**Goal:** Transcribe the whole listing below without changing a word, but leave out every image.

═══ Recorded data ═══

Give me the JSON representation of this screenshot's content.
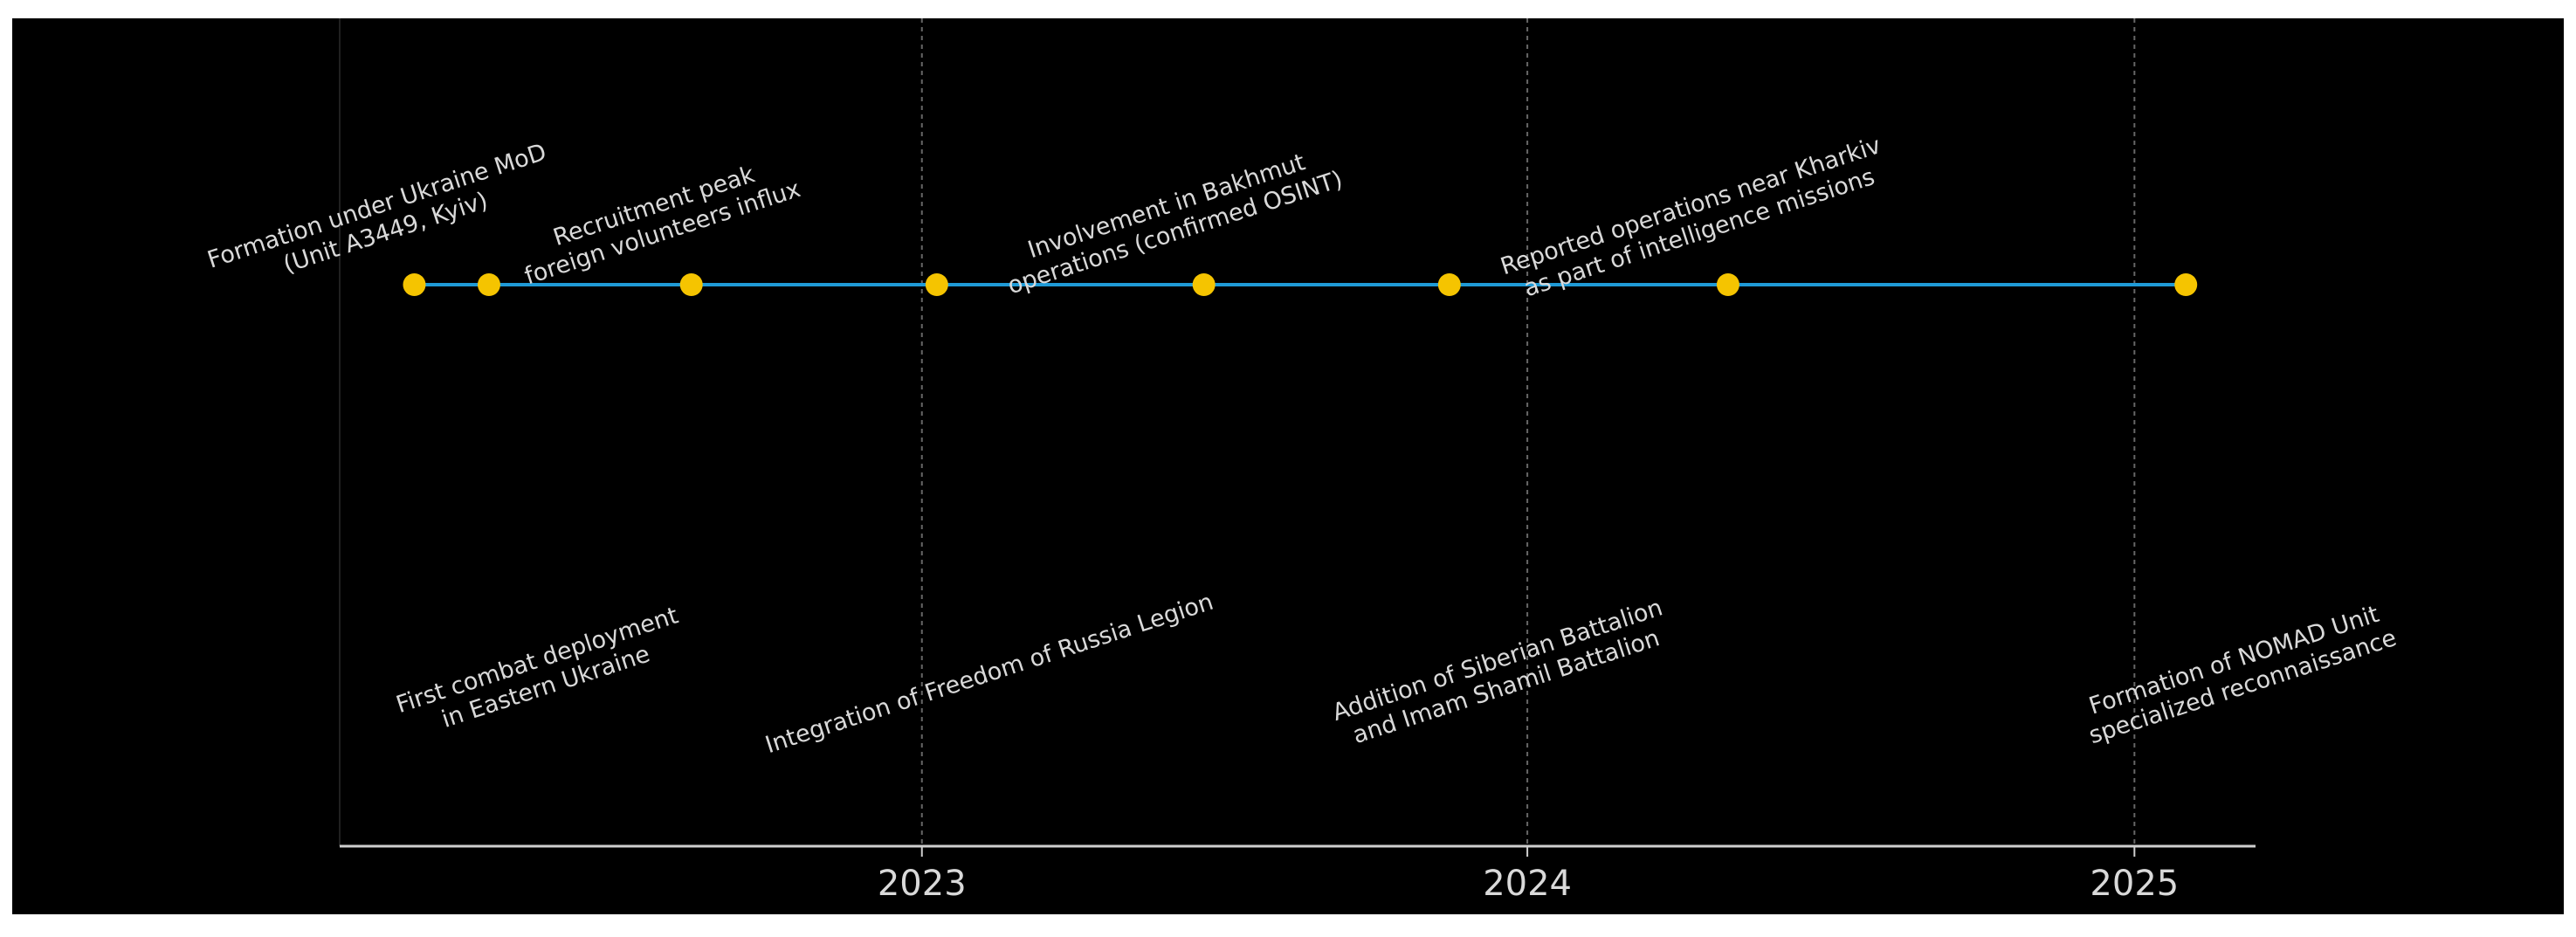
{
  "chart_data": {
    "type": "scatter",
    "title": "",
    "xlabel": "",
    "ylabel": "",
    "x_axis_type": "date",
    "xlim": [
      "2022-01-15",
      "2025-03-15"
    ],
    "xticks": [
      "2023",
      "2024",
      "2025"
    ],
    "grid": "vertical dashed at year ticks",
    "colors": {
      "background": "#000000",
      "line": "#1f9ad6",
      "marker": "#f5c400",
      "text": "#d9d9d9"
    },
    "events": [
      {
        "date": "2022-03-01",
        "side": "top",
        "lines": [
          "Formation under Ukraine MoD",
          "(Unit A3449, Kyiv)"
        ]
      },
      {
        "date": "2022-04-15",
        "side": "bottom",
        "lines": [
          "First combat deployment",
          "in Eastern Ukraine"
        ]
      },
      {
        "date": "2022-08-15",
        "side": "top",
        "lines": [
          "Recruitment peak",
          "foreign volunteers influx"
        ]
      },
      {
        "date": "2023-01-10",
        "side": "bottom",
        "lines": [
          "Integration of Freedom of Russia Legion"
        ]
      },
      {
        "date": "2023-06-20",
        "side": "top",
        "lines": [
          "Involvement in Bakhmut",
          "operations (confirmed OSINT)"
        ]
      },
      {
        "date": "2023-11-15",
        "side": "bottom",
        "lines": [
          "Addition of Siberian Battalion",
          "and Imam Shamil Battalion"
        ]
      },
      {
        "date": "2024-05-01",
        "side": "top",
        "lines": [
          "Reported operations near Kharkiv",
          "as part of intelligence missions"
        ]
      },
      {
        "date": "2025-02-01",
        "side": "bottom",
        "lines": [
          "Formation of NOMAD Unit",
          "specialized reconnaissance"
        ]
      }
    ]
  }
}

═══

**Correct answer:**
Give me the JSON representation of this screenshot's content.
{
  "chart_data": {
    "type": "scatter",
    "title": "",
    "xlabel": "",
    "ylabel": "",
    "x_axis_type": "date",
    "xlim": [
      "2022-01-15",
      "2025-03-15"
    ],
    "xticks": [
      "2023",
      "2024",
      "2025"
    ],
    "grid": "vertical dashed at year ticks",
    "colors": {
      "background": "#000000",
      "line": "#1f9ad6",
      "marker": "#f5c400",
      "text": "#d9d9d9"
    },
    "events": [
      {
        "date": "2022-03-01",
        "side": "top",
        "lines": [
          "Formation under Ukraine MoD",
          "(Unit A3449, Kyiv)"
        ]
      },
      {
        "date": "2022-04-15",
        "side": "bottom",
        "lines": [
          "First combat deployment",
          "in Eastern Ukraine"
        ]
      },
      {
        "date": "2022-08-15",
        "side": "top",
        "lines": [
          "Recruitment peak",
          "foreign volunteers influx"
        ]
      },
      {
        "date": "2023-01-10",
        "side": "bottom",
        "lines": [
          "Integration of Freedom of Russia Legion"
        ]
      },
      {
        "date": "2023-06-20",
        "side": "top",
        "lines": [
          "Involvement in Bakhmut",
          "operations (confirmed OSINT)"
        ]
      },
      {
        "date": "2023-11-15",
        "side": "bottom",
        "lines": [
          "Addition of Siberian Battalion",
          "and Imam Shamil Battalion"
        ]
      },
      {
        "date": "2024-05-01",
        "side": "top",
        "lines": [
          "Reported operations near Kharkiv",
          "as part of intelligence missions"
        ]
      },
      {
        "date": "2025-02-01",
        "side": "bottom",
        "lines": [
          "Formation of NOMAD Unit",
          "specialized reconnaissance"
        ]
      }
    ]
  }
}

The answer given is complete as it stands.